### AIM
Leave out the pictures and return every entry exactly as it appears.

[Extracts from a graphics dataset]
####

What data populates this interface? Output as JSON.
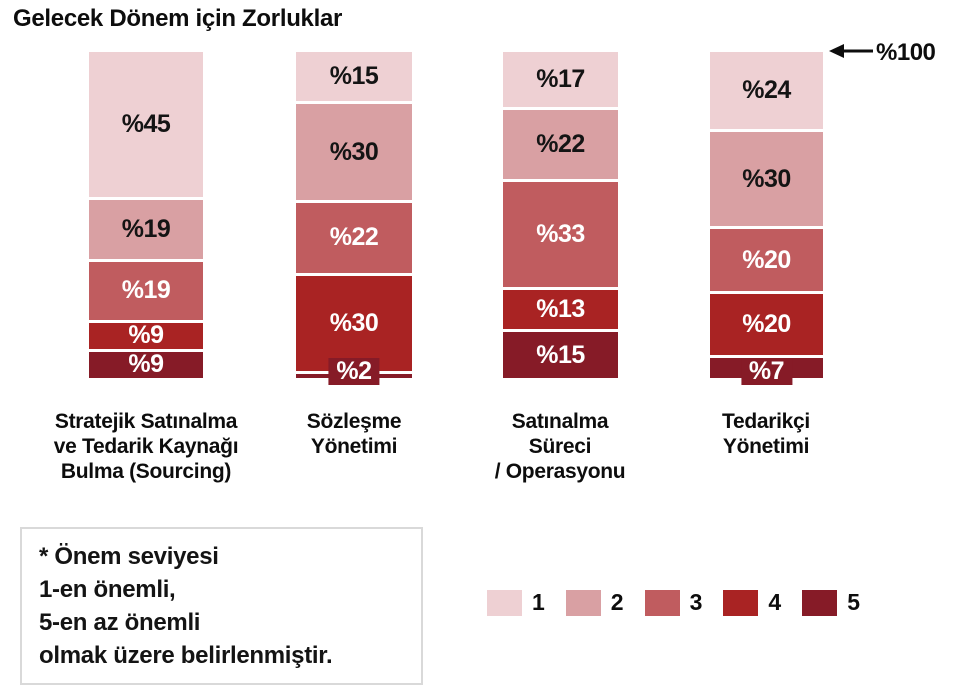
{
  "title": "Gelecek Dönem için Zorluklar",
  "annotation": {
    "max_label": "%100"
  },
  "note": {
    "text": "* Önem seviyesi\n1-en önemli,\n5-en az önemli\nolmak üzere belirlenmiştir."
  },
  "legend": {
    "items": [
      {
        "label": "1",
        "color": "#eed0d3"
      },
      {
        "label": "2",
        "color": "#d9a0a3"
      },
      {
        "label": "3",
        "color": "#c05c5f"
      },
      {
        "label": "4",
        "color": "#a92323"
      },
      {
        "label": "5",
        "color": "#861b27"
      }
    ]
  },
  "chart_data": {
    "type": "bar",
    "stacked": true,
    "orientation": "vertical",
    "units": "percent",
    "title": "Gelecek Dönem için Zorluklar",
    "ylim": [
      0,
      100
    ],
    "grid": false,
    "legend_position": "bottom-right",
    "legend_labels": [
      "1",
      "2",
      "3",
      "4",
      "5"
    ],
    "legend_note": "* Önem seviyesi 1-en önemli, 5-en az önemli olmak üzere belirlenmiştir.",
    "axis_annotation": "%100",
    "palette": {
      "1": "#eed0d3",
      "2": "#d9a0a3",
      "3": "#c05c5f",
      "4": "#a92323",
      "5": "#861b27"
    },
    "label_colors": {
      "1": "#141414",
      "2": "#141414",
      "3": "#ffffff",
      "4": "#ffffff",
      "5": "#ffffff"
    },
    "categories": [
      "Stratejik Satınalma\nve Tedarik Kaynağı\nBulma (Sourcing)",
      "Sözleşme\nYönetimi",
      "Satınalma\nSüreci\n/ Operasyonu",
      "Tedarikçi\nYönetimi"
    ],
    "series": [
      {
        "name": "1",
        "values": [
          45,
          15,
          17,
          24
        ]
      },
      {
        "name": "2",
        "values": [
          19,
          30,
          22,
          30
        ]
      },
      {
        "name": "3",
        "values": [
          19,
          22,
          33,
          20
        ]
      },
      {
        "name": "4",
        "values": [
          9,
          30,
          13,
          20
        ]
      },
      {
        "name": "5",
        "values": [
          9,
          2,
          15,
          7
        ]
      }
    ],
    "bars": [
      {
        "category": "Stratejik Satınalma\nve Tedarik Kaynağı\nBulma (Sourcing)",
        "segments": [
          {
            "level": "1",
            "value": 45,
            "label": "%45"
          },
          {
            "level": "2",
            "value": 19,
            "label": "%19"
          },
          {
            "level": "3",
            "value": 19,
            "label": "%19"
          },
          {
            "level": "4",
            "value": 9,
            "label": "%9"
          },
          {
            "level": "5",
            "value": 9,
            "label": "%9"
          }
        ]
      },
      {
        "category": "Sözleşme\nYönetimi",
        "segments": [
          {
            "level": "1",
            "value": 15,
            "label": "%15"
          },
          {
            "level": "2",
            "value": 30,
            "label": "%30"
          },
          {
            "level": "3",
            "value": 22,
            "label": "%22"
          },
          {
            "level": "4",
            "value": 30,
            "label": "%30"
          },
          {
            "level": "5",
            "value": 2,
            "label": "%2"
          }
        ]
      },
      {
        "category": "Satınalma\nSüreci\n/ Operasyonu",
        "segments": [
          {
            "level": "1",
            "value": 17,
            "label": "%17"
          },
          {
            "level": "2",
            "value": 22,
            "label": "%22"
          },
          {
            "level": "3",
            "value": 33,
            "label": "%33"
          },
          {
            "level": "4",
            "value": 13,
            "label": "%13"
          },
          {
            "level": "5",
            "value": 15,
            "label": "%15"
          }
        ]
      },
      {
        "category": "Tedarikçi\nYönetimi",
        "segments": [
          {
            "level": "1",
            "value": 24,
            "label": "%24"
          },
          {
            "level": "2",
            "value": 30,
            "label": "%30"
          },
          {
            "level": "3",
            "value": 20,
            "label": "%20"
          },
          {
            "level": "4",
            "value": 20,
            "label": "%20"
          },
          {
            "level": "5",
            "value": 7,
            "label": "%7"
          }
        ]
      }
    ]
  }
}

####

### THE SOLUTION
What data populates this interface? Output as JSON.
{
  "title": "Gelecek Dönem için Zorluklar",
  "annotation": {
    "max_label": "%100"
  },
  "note": {
    "text": "* Önem seviyesi\n1-en önemli,\n5-en az önemli\nolmak üzere belirlenmiştir."
  },
  "legend": {
    "items": [
      {
        "label": "1",
        "color": "#eed0d3"
      },
      {
        "label": "2",
        "color": "#d9a0a3"
      },
      {
        "label": "3",
        "color": "#c05c5f"
      },
      {
        "label": "4",
        "color": "#a92323"
      },
      {
        "label": "5",
        "color": "#861b27"
      }
    ]
  },
  "chart_data": {
    "type": "bar",
    "stacked": true,
    "orientation": "vertical",
    "units": "percent",
    "title": "Gelecek Dönem için Zorluklar",
    "ylim": [
      0,
      100
    ],
    "grid": false,
    "legend_position": "bottom-right",
    "legend_labels": [
      "1",
      "2",
      "3",
      "4",
      "5"
    ],
    "legend_note": "* Önem seviyesi 1-en önemli, 5-en az önemli olmak üzere belirlenmiştir.",
    "axis_annotation": "%100",
    "palette": {
      "1": "#eed0d3",
      "2": "#d9a0a3",
      "3": "#c05c5f",
      "4": "#a92323",
      "5": "#861b27"
    },
    "label_colors": {
      "1": "#141414",
      "2": "#141414",
      "3": "#ffffff",
      "4": "#ffffff",
      "5": "#ffffff"
    },
    "categories": [
      "Stratejik Satınalma\nve Tedarik Kaynağı\nBulma (Sourcing)",
      "Sözleşme\nYönetimi",
      "Satınalma\nSüreci\n/ Operasyonu",
      "Tedarikçi\nYönetimi"
    ],
    "series": [
      {
        "name": "1",
        "values": [
          45,
          15,
          17,
          24
        ]
      },
      {
        "name": "2",
        "values": [
          19,
          30,
          22,
          30
        ]
      },
      {
        "name": "3",
        "values": [
          19,
          22,
          33,
          20
        ]
      },
      {
        "name": "4",
        "values": [
          9,
          30,
          13,
          20
        ]
      },
      {
        "name": "5",
        "values": [
          9,
          2,
          15,
          7
        ]
      }
    ],
    "bars": [
      {
        "category": "Stratejik Satınalma\nve Tedarik Kaynağı\nBulma (Sourcing)",
        "segments": [
          {
            "level": "1",
            "value": 45,
            "label": "%45"
          },
          {
            "level": "2",
            "value": 19,
            "label": "%19"
          },
          {
            "level": "3",
            "value": 19,
            "label": "%19"
          },
          {
            "level": "4",
            "value": 9,
            "label": "%9"
          },
          {
            "level": "5",
            "value": 9,
            "label": "%9"
          }
        ]
      },
      {
        "category": "Sözleşme\nYönetimi",
        "segments": [
          {
            "level": "1",
            "value": 15,
            "label": "%15"
          },
          {
            "level": "2",
            "value": 30,
            "label": "%30"
          },
          {
            "level": "3",
            "value": 22,
            "label": "%22"
          },
          {
            "level": "4",
            "value": 30,
            "label": "%30"
          },
          {
            "level": "5",
            "value": 2,
            "label": "%2"
          }
        ]
      },
      {
        "category": "Satınalma\nSüreci\n/ Operasyonu",
        "segments": [
          {
            "level": "1",
            "value": 17,
            "label": "%17"
          },
          {
            "level": "2",
            "value": 22,
            "label": "%22"
          },
          {
            "level": "3",
            "value": 33,
            "label": "%33"
          },
          {
            "level": "4",
            "value": 13,
            "label": "%13"
          },
          {
            "level": "5",
            "value": 15,
            "label": "%15"
          }
        ]
      },
      {
        "category": "Tedarikçi\nYönetimi",
        "segments": [
          {
            "level": "1",
            "value": 24,
            "label": "%24"
          },
          {
            "level": "2",
            "value": 30,
            "label": "%30"
          },
          {
            "level": "3",
            "value": 20,
            "label": "%20"
          },
          {
            "level": "4",
            "value": 20,
            "label": "%20"
          },
          {
            "level": "5",
            "value": 7,
            "label": "%7"
          }
        ]
      }
    ]
  }
}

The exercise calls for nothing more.